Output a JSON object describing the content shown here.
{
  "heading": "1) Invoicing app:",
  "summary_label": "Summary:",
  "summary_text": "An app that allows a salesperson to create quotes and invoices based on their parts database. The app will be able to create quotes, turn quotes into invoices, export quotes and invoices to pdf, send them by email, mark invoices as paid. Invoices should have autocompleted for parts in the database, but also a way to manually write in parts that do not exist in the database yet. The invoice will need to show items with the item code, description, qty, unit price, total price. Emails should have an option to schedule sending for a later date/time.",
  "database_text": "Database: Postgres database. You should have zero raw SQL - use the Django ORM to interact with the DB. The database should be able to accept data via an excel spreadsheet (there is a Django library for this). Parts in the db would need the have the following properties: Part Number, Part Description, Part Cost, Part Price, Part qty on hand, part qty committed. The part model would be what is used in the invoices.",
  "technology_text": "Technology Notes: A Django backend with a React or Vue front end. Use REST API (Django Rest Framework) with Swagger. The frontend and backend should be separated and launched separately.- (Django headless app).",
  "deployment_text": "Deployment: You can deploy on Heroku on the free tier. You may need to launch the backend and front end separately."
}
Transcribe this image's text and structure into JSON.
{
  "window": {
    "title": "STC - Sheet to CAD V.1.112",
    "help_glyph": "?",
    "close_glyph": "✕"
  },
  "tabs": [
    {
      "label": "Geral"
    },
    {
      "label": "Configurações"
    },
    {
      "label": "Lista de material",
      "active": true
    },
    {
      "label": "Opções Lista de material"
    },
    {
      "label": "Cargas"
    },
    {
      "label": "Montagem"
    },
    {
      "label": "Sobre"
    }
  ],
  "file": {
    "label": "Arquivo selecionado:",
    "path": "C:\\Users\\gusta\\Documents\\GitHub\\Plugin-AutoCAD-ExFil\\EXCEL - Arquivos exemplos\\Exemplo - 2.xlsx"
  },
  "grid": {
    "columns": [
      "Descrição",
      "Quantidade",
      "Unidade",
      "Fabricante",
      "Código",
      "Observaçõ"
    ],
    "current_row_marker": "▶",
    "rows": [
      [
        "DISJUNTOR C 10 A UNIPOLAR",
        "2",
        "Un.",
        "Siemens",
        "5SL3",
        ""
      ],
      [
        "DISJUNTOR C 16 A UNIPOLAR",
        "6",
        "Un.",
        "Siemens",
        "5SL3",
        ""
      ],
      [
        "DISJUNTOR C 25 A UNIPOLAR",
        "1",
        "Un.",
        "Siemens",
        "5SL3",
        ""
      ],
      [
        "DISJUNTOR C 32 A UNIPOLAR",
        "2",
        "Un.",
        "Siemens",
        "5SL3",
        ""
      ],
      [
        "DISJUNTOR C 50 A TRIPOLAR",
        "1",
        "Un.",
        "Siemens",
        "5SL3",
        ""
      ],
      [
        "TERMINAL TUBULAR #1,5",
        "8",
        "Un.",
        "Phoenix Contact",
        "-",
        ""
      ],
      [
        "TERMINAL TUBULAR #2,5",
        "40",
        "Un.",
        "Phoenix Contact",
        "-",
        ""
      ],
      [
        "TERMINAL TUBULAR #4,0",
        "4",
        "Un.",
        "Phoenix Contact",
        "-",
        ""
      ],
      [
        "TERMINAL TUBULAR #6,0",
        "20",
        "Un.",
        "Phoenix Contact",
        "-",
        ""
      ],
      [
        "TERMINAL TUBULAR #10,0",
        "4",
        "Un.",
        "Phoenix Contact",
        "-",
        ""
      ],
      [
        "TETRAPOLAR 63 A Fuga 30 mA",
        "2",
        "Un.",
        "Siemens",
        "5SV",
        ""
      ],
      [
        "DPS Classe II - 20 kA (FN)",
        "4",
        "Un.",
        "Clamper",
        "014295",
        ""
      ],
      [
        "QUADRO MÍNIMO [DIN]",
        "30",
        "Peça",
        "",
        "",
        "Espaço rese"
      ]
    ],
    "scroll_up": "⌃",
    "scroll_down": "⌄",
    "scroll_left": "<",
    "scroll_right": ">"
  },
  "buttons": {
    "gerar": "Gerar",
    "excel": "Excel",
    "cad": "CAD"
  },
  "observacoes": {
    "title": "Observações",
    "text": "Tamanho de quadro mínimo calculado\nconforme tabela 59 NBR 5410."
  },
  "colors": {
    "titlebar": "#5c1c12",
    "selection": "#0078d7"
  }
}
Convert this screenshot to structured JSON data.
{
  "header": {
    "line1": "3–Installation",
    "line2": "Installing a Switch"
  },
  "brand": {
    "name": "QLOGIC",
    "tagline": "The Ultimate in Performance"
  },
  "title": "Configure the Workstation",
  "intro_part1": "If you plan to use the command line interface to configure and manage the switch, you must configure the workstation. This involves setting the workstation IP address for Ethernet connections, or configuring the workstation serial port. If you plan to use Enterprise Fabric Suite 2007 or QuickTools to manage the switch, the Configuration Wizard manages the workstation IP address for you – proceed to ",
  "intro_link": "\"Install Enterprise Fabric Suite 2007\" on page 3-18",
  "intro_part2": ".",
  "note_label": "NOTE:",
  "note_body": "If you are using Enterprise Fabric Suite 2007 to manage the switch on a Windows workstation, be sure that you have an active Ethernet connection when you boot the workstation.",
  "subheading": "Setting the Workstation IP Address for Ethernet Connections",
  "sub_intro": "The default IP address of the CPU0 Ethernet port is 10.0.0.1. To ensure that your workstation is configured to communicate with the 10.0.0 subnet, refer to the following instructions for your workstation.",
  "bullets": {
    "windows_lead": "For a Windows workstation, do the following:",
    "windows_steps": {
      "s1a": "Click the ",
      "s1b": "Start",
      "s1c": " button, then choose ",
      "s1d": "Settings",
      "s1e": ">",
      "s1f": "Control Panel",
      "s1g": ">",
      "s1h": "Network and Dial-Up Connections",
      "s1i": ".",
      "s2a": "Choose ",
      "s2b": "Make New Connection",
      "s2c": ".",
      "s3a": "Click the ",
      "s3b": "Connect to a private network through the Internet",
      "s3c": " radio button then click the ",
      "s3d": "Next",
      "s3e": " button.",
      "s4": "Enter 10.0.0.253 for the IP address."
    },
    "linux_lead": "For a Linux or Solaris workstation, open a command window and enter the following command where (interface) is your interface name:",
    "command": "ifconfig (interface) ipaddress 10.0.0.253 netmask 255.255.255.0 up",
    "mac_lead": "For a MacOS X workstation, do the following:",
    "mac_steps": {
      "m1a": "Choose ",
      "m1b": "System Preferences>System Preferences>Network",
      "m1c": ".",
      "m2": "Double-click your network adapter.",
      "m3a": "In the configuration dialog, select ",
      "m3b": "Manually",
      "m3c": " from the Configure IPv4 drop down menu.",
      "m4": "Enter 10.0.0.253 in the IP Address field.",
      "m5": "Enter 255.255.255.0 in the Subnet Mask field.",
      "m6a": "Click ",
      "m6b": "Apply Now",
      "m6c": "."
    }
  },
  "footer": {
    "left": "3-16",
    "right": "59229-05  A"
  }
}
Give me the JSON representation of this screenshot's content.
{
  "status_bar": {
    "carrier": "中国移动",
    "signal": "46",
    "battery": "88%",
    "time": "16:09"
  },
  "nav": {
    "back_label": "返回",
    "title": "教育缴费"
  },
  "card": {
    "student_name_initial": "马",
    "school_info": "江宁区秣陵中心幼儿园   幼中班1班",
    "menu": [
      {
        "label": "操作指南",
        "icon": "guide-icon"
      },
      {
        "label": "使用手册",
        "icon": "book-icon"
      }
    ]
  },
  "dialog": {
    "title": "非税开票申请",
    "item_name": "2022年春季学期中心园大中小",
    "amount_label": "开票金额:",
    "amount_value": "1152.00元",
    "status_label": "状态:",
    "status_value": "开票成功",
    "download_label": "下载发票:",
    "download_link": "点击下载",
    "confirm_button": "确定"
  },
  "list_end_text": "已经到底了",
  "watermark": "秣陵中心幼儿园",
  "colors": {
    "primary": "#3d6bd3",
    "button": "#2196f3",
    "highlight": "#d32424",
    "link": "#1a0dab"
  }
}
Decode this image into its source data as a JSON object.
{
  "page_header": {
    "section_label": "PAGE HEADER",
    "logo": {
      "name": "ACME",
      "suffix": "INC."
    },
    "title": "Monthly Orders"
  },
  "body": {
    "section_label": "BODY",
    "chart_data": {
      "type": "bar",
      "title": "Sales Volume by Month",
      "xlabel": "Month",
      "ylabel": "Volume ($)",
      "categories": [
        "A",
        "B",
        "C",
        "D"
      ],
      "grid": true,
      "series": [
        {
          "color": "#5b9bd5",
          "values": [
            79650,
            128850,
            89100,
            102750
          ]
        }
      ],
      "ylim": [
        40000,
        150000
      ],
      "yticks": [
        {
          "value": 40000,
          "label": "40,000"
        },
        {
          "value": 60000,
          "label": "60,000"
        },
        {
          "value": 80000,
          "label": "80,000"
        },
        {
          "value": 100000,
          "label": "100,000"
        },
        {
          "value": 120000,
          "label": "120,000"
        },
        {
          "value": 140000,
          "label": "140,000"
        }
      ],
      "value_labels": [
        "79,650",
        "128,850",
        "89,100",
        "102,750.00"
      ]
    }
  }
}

■ STATED PROBLEM ■
Count the lines in the entries that hold the word "field", and give nothing but the total.

■ TASK RESULT ■
2